◆ **PROBLEM REQUIREMENTS**
Reproduce the lines verbatim from the start of the records up to and including the line with "62, 172, 75]", and output nothing beyond them.

--- Begin ---

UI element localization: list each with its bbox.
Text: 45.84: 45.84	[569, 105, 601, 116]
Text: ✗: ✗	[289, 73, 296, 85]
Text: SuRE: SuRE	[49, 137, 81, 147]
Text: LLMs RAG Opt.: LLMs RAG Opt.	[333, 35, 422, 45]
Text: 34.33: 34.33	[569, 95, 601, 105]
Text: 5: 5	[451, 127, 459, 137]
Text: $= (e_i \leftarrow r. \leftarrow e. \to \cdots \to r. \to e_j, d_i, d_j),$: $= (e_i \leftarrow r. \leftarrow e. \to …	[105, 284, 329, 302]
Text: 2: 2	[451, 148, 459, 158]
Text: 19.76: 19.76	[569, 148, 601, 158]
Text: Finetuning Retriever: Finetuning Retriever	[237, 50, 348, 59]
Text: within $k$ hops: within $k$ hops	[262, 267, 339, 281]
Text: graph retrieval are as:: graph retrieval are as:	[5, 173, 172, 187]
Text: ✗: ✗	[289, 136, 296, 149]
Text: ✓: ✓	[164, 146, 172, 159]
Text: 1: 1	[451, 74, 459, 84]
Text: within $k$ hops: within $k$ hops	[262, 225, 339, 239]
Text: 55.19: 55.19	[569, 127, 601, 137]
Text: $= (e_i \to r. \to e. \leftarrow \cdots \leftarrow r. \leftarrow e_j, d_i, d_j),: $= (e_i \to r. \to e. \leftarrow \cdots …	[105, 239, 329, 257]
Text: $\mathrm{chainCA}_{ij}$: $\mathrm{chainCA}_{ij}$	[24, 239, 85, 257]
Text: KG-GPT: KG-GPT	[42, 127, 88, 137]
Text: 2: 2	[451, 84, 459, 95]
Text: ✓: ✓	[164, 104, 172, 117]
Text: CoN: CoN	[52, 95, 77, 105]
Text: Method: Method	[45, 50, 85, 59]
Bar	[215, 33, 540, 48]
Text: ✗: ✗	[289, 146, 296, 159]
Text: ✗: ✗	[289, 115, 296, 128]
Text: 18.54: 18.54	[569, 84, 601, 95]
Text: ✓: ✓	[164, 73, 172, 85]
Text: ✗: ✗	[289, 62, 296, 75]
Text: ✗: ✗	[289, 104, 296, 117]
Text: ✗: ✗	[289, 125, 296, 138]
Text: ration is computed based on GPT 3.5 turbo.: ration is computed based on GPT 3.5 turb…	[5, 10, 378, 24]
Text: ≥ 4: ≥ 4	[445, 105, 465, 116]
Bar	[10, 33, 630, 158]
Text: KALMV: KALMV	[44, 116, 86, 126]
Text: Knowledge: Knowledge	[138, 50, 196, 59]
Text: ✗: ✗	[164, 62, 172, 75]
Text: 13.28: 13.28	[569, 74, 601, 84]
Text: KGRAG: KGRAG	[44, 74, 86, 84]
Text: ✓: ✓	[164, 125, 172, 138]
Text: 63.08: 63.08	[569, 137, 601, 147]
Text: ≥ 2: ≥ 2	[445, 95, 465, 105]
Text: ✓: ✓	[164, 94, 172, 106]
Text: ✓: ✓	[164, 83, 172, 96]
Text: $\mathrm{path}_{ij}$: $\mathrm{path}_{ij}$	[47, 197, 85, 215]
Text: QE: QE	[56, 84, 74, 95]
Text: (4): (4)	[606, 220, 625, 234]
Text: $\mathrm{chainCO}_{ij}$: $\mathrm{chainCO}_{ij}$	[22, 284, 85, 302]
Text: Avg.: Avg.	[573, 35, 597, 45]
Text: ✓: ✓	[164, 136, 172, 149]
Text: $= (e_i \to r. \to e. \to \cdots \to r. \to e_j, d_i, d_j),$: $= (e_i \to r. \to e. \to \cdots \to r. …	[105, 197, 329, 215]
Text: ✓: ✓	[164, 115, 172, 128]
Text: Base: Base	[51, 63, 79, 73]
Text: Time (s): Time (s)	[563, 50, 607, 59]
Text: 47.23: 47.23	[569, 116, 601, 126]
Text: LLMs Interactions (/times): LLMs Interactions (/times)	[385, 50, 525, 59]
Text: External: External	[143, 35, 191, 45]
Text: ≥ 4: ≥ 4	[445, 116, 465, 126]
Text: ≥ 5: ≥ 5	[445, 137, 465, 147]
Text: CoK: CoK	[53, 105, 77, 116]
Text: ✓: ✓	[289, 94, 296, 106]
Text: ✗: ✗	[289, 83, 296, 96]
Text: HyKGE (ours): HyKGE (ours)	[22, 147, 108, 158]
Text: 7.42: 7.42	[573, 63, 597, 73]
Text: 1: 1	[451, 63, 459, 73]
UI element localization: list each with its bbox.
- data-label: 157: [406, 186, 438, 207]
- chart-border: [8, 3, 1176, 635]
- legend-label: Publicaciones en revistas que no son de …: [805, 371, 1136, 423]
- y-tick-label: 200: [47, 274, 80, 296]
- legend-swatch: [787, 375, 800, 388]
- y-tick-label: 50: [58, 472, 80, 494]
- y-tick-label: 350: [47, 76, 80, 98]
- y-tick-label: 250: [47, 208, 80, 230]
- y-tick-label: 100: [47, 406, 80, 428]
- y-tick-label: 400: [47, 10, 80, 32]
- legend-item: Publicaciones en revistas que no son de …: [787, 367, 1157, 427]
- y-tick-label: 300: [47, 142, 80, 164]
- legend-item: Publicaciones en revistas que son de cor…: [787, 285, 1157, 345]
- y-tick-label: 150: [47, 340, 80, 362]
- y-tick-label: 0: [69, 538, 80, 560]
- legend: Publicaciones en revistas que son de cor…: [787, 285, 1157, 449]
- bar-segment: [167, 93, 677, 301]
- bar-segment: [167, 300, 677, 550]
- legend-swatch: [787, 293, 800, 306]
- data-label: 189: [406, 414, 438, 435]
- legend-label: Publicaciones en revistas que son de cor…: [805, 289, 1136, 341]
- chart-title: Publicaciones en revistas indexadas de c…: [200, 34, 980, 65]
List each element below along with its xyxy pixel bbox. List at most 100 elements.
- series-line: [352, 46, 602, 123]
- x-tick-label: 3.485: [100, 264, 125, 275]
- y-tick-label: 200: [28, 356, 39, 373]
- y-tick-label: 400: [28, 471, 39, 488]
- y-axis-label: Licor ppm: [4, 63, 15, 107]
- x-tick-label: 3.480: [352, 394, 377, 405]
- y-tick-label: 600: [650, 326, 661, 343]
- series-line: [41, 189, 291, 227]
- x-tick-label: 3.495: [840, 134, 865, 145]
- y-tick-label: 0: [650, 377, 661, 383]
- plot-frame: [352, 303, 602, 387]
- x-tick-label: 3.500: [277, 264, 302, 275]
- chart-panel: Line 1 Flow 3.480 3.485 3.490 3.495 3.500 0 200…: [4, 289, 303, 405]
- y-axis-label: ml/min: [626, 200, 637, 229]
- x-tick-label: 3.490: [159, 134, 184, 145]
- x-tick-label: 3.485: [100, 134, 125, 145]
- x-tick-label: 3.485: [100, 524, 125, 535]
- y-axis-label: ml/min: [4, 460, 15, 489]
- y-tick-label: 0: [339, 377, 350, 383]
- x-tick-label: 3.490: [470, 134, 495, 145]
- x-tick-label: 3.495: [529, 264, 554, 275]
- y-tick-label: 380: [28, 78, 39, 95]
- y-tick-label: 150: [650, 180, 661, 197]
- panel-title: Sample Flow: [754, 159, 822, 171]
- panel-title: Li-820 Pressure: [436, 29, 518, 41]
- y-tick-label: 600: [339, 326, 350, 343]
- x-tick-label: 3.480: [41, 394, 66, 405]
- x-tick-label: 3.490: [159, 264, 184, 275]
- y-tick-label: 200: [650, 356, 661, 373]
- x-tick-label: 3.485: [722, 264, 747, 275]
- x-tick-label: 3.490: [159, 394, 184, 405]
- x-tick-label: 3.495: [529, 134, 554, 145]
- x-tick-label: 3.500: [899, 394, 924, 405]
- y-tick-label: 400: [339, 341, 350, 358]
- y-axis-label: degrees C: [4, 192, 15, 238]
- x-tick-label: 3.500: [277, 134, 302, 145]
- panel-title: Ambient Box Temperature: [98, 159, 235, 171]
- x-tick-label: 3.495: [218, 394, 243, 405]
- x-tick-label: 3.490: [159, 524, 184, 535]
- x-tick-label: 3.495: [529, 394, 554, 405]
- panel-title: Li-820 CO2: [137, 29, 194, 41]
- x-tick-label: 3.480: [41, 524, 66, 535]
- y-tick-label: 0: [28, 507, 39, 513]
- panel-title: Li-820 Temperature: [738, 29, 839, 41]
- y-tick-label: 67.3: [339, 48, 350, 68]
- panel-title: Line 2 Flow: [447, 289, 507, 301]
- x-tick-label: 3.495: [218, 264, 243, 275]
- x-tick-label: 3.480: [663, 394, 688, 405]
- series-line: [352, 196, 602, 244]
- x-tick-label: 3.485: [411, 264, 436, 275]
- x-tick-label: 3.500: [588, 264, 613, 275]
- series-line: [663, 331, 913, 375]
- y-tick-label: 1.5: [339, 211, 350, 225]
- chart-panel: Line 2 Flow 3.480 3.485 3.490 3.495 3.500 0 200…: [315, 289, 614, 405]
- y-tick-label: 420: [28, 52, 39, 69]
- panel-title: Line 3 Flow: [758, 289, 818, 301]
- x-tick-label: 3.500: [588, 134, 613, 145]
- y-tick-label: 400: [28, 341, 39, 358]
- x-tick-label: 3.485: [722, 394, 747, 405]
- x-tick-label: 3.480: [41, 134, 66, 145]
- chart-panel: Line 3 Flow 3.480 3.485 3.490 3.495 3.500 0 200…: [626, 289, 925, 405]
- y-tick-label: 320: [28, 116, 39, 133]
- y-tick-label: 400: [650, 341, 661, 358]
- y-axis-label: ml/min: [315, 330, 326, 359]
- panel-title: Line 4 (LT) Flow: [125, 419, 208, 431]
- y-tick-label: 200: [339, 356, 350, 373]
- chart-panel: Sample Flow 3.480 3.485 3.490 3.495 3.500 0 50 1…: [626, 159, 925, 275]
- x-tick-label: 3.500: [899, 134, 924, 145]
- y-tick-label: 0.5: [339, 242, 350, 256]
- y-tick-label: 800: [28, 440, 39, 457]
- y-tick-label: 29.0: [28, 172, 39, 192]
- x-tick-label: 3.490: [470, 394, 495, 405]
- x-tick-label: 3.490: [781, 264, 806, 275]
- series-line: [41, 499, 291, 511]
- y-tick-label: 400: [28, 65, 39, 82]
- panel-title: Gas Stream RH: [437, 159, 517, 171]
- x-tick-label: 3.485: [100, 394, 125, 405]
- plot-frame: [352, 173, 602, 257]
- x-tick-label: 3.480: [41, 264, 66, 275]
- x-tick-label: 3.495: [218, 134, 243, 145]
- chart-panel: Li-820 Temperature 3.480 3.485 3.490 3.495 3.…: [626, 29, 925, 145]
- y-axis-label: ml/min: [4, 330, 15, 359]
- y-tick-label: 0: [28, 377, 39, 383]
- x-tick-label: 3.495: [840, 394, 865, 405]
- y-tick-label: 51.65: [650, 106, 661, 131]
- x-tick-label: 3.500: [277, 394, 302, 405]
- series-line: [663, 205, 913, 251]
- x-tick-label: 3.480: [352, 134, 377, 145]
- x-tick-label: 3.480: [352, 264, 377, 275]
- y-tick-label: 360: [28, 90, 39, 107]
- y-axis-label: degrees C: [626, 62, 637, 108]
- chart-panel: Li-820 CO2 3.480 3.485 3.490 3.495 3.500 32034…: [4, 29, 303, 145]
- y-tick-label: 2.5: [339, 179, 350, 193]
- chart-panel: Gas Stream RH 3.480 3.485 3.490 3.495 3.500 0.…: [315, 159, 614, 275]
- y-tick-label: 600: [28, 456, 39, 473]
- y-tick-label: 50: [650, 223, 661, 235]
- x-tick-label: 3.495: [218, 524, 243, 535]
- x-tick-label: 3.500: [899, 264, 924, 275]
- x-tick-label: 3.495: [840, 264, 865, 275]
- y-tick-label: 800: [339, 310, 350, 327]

--- End ---

◆ **EXPECTED ANSWER**
UI element localization: list each with its bbox.
Text: 45.84: 45.84	[569, 105, 601, 116]
Text: ✗: ✗	[289, 73, 296, 85]
Text: SuRE: SuRE	[49, 137, 81, 147]
Text: LLMs RAG Opt.: LLMs RAG Opt.	[333, 35, 422, 45]
Text: 34.33: 34.33	[569, 95, 601, 105]
Text: 5: 5	[451, 127, 459, 137]
Text: $= (e_i \leftarrow r. \leftarrow e. \to \cdots \to r. \to e_j, d_i, d_j),$: $= (e_i \leftarrow r. \leftarrow e. \to …	[105, 284, 329, 302]
Text: 2: 2	[451, 148, 459, 158]
Text: 19.76: 19.76	[569, 148, 601, 158]
Text: Finetuning Retriever: Finetuning Retriever	[237, 50, 348, 59]
Text: within $k$ hops: within $k$ hops	[262, 267, 339, 281]
Text: graph retrieval are as:: graph retrieval are as:	[5, 173, 172, 187]
Text: ✗: ✗	[289, 136, 296, 149]
Text: ✓: ✓	[164, 146, 172, 159]
Text: 1: 1	[451, 74, 459, 84]
Text: within $k$ hops: within $k$ hops	[262, 225, 339, 239]
Text: 55.19: 55.19	[569, 127, 601, 137]
Text: $= (e_i \to r. \to e. \leftarrow \cdots \leftarrow r. \leftarrow e_j, d_i, d_j),: $= (e_i \to r. \to e. \leftarrow \cdots …	[105, 239, 329, 257]
Text: $\mathrm{chainCA}_{ij}$: $\mathrm{chainCA}_{ij}$	[24, 239, 85, 257]
Text: KG-GPT: KG-GPT	[42, 127, 88, 137]
Text: 2: 2	[451, 84, 459, 95]
Text: ✓: ✓	[164, 104, 172, 117]
Text: CoN: CoN	[52, 95, 77, 105]
Text: Method: Method	[45, 50, 85, 59]
Bar	[215, 33, 540, 48]
Text: ✗: ✗	[289, 146, 296, 159]
Text: ✗: ✗	[289, 115, 296, 128]
Text: 18.54: 18.54	[569, 84, 601, 95]
Text: ✓: ✓	[164, 73, 172, 85]
Text: ✗: ✗	[289, 62, 296, 75]
Text: ✗: ✗	[289, 104, 296, 117]
Text: ✗: ✗	[289, 125, 296, 138]
Text: ration is computed based on GPT 3.5 turbo.: ration is computed based on GPT 3.5 turb…	[5, 10, 378, 24]
Text: ≥ 4: ≥ 4	[445, 105, 465, 116]
Bar	[10, 33, 630, 158]
Text: KALMV: KALMV	[44, 116, 86, 126]
Text: Knowledge: Knowledge	[138, 50, 196, 59]
Text: ✗: ✗	[164, 62, 172, 75]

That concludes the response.